> _Apply what you read_
1: In the text on measuring code coverage with Sonar and Cobertura, which build tool is described as having a standard build life-cycle that Sonar can leverage?
2: Pick up the text on measuring code coverage with Sonar and Cobertura after its last sentence and keep writing it.

> _Provided text_

+---+

SONAR - Measure Code Coverage using Cobertura
You configure the Sonar task to upload unit test and cobertura reports generated by other parts of your build logic.
This is in contrast to Maven which has a standard build life-cycle that Sonar is able to leverage.
Unit test and code coverage
The following logic runs the unit tests with cobertura instrumented classes. An XML coverage report is generated by cobertura at the end:
<target name="instrument-classes" depends="compile-tests">
<taskdef resource="tasks.properties" classpathref="test.path"/>
<cobertura-instrument todir="${instrumented.classes.dir}" datafile="${build.dir}/cobertura.ser">
<fileset dir="${classes.dir}"/>
</cobertura-instrument>
</target>
<target name="junit" depends="instrument-classes">
<junit printsummary="yes" haltonfailure="yes">
<classpath>
<path refid="test.path"/>
<pathelement path="${instrumented.classes.dir}"/>
<pathelement path="${test.classes.dir}"/>
</classpath>
<formatter type="xml"/>
<batchtest fork="yes" todir="${test.reports.dir}">
<fileset dir="${test.src.dir}">
<include name="**/*Test*.java"/>
<exclude name="**/AllTests.java"/>
</fileset>
</batchtest>
</junit>
</target>
<target name="test" depends="junit">
<cobertura-report format="xml" datafile="${build.dir}/cobertura.ser" destdir="${cobertura.reports.dir}"/>
</target>
Invoking Sonar
I normally use a very simple Sonar target:
<target name="sonar" depends="test">
<taskdef uri="antlib:org.sonar.ant" resource="org/sonar/ant/antlib.xml" classpathref="sonar.path"/>
<sonar:sonar key="${sonar.project.key}" version="${sonar.project.version}" xmlns:sonar="antlib:org.sonar.ant"/>
</target>
And use a properties file to control all aspects of Sonar's behaviour:
sonar.project.key=org.demo:demo
sonar.project.version=1.0-SNAPSHOT
sonar.projectName=Demo project
sonar.host.url=http://myserver:9000
sonar.jdbc.url=jdbc:mysql://myserver:3306/sonar?useUnicode=true&characterEncoding=utf8
sonar.jdbc.driverClassName=com.mysql.jdbc.Driver
sonar.jdbc.username=sonar
sonar.jdbc.password=sonar
sonar.sources=${src.dir}
sonar.tests=${test.src.dir}
sonar.binaries=${classes.dir}
sonar.dynamicAnalysis=reuseReports
sonar.surefire.reportsPath=${test.reports.dir}
sonar.java.coveragePlugin=cobertura
sonar.cobertura.reportsPath=${cobertura.reports.dir}/coverage.xml
Demonstrates how Sonar can be configured to pick up the unit test reports created by junit and the code coverage report generated by cobertura.

+---+

> _Data provided_
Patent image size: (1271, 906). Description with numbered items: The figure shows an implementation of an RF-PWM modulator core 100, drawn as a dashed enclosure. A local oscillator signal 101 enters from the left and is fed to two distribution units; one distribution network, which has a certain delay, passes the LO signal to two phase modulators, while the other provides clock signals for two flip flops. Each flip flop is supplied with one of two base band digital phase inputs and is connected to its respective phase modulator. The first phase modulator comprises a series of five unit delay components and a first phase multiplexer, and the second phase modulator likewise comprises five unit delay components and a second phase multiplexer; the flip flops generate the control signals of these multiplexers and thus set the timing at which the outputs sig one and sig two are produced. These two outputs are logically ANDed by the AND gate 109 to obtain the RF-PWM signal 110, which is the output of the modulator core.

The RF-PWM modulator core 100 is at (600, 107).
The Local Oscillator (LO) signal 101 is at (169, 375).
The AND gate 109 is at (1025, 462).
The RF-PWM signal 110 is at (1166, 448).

+---+

> _Your responses_
1: Maven

2:
The build does not have to run on the same server as Sonar. In that case one must provide the remote Sonar URL and JDBC credentials.
You would have to add these properties to Sonar's pom.xml
:
<properties>
<sonar.dynamicAnalysis>false</sonar.dynamicAnalysis>
<sonar.phase>generate-sources</sonar.phase>
<sonar.surefire.reportsPath>target/reports/test/</sonar.surefire.reportsPath>
<sonar.cobertura.reportPath>../project/target/reports/coverage/coverage.xml</sonar.cobertura.reportPath>
</properties>
(with paths appropriate to your environment)
And run:
mvn sonar:sonar
Check the user list for more details.
if you're using Maven, then you do not have anything special to specify in your POM file. Just run "mvn clean sonar:sonar" and Sonar will automatically compile your code, run your tests with Cobertura (which is the default coverage engine in Sonar) and push all the results in the DB.
Same if you're using Ant [1] or the simple java runner [2] instead of Maven.
I do insist on the fact that you do not have to manually run Cobertura (with an Ant task for instance) previously to running Sonar.